What you have to do:
Each entry below is to be given again word for word, with no pictures.
[Begin]
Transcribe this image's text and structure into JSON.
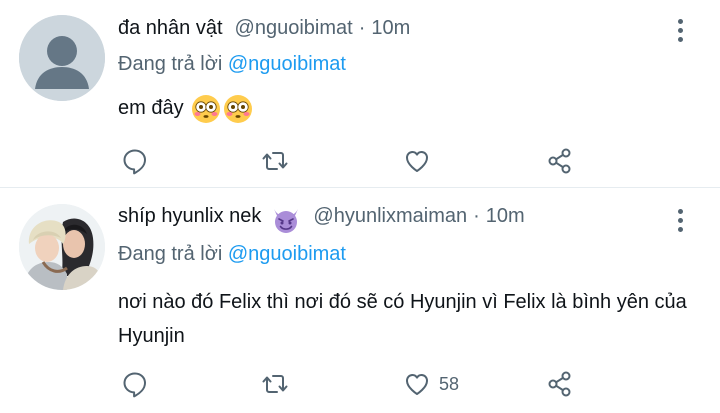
{
  "tweets": [
    {
      "name": "đa nhân vật",
      "handle": "@nguoibimat",
      "time": "10m",
      "replying_prefix": "Đang trả lời",
      "replying_to": "@nguoibimat",
      "text": "em đây",
      "likes": ""
    },
    {
      "name": "shíp hyunlix nek",
      "handle": "@hyunlixmaiman",
      "time": "10m",
      "replying_prefix": "Đang trả lời",
      "replying_to": "@nguoibimat",
      "text": "nơi nào đó Felix thì nơi đó sẽ có Hyunjin vì Felix là bình yên của Hyunjin",
      "likes": "58"
    }
  ],
  "icons": {
    "reply": "reply-icon",
    "retweet": "retweet-icon",
    "like": "heart-icon",
    "share": "share-icon",
    "more": "more-vertical-icon"
  },
  "colors": {
    "text": "#0f1419",
    "secondary": "#536471",
    "mention": "#1d9bf0",
    "divider": "#e6ecf0"
  }
}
[End]
Reply to the exercise:
Transcribe this image's text and structure into JSON.
{
  "tweets": [
    {
      "name": "đa nhân vật",
      "handle": "@nguoibimat",
      "time": "10m",
      "replying_prefix": "Đang trả lời",
      "replying_to": "@nguoibimat",
      "text": "em đây",
      "likes": ""
    },
    {
      "name": "shíp hyunlix nek",
      "handle": "@hyunlixmaiman",
      "time": "10m",
      "replying_prefix": "Đang trả lời",
      "replying_to": "@nguoibimat",
      "text": "nơi nào đó Felix thì nơi đó sẽ có Hyunjin vì Felix là bình yên của Hyunjin",
      "likes": "58"
    }
  ],
  "icons": {
    "reply": "reply-icon",
    "retweet": "retweet-icon",
    "like": "heart-icon",
    "share": "share-icon",
    "more": "more-vertical-icon"
  },
  "colors": {
    "text": "#0f1419",
    "secondary": "#536471",
    "mention": "#1d9bf0",
    "divider": "#e6ecf0"
  }
}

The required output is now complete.